==== Records for the task

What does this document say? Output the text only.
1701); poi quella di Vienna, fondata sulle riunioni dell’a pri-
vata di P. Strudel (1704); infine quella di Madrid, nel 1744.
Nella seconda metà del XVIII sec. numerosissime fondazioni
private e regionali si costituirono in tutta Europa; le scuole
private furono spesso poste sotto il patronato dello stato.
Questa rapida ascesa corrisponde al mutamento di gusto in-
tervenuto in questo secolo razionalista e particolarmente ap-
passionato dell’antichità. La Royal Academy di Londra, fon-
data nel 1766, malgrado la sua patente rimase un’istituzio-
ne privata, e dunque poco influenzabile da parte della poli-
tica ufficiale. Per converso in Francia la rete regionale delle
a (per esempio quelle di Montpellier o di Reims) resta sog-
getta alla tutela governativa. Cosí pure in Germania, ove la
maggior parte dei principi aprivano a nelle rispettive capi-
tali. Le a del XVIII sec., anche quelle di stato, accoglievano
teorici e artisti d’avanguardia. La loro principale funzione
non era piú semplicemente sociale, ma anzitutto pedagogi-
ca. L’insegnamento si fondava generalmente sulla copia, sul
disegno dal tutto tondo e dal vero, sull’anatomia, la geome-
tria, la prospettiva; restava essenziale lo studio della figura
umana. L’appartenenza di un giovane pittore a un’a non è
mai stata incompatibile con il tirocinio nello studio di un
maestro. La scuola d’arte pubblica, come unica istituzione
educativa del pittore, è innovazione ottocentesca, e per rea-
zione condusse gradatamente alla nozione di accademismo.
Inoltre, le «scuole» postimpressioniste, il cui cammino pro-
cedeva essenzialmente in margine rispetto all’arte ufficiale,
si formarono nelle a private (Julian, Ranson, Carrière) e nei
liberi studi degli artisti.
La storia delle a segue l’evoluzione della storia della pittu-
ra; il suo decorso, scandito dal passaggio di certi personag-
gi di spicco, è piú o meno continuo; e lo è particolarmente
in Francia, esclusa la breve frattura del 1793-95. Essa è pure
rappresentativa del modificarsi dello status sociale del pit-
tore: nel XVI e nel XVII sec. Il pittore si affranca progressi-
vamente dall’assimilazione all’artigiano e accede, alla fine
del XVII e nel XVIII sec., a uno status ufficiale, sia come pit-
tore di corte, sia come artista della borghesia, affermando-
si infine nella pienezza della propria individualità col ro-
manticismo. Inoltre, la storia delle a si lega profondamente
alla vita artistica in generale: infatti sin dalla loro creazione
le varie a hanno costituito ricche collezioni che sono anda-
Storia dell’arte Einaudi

========
==== Records for the task

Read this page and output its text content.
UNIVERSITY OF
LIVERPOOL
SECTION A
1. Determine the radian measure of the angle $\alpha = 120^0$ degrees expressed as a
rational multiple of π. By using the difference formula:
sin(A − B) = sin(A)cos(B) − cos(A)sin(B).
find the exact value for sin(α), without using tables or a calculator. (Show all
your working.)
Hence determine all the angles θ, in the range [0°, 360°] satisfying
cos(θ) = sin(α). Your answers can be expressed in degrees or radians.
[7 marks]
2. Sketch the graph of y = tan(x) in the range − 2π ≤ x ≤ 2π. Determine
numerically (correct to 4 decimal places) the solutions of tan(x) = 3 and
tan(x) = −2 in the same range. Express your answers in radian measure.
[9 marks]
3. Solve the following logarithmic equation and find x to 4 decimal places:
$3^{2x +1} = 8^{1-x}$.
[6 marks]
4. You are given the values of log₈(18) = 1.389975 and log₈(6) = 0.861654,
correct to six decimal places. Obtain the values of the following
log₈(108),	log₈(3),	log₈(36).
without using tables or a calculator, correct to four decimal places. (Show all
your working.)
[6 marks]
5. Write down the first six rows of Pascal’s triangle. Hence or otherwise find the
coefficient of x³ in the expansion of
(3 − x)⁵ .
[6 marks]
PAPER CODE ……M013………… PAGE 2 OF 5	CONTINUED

========

Exercise>
All lines in the data that contain the word "infine" should be copied.

Answer to the task>
vata di P. Strudel (1704); infine quella di Madrid, nel 1744.
si infine nella pienezza della propria individualità col ro-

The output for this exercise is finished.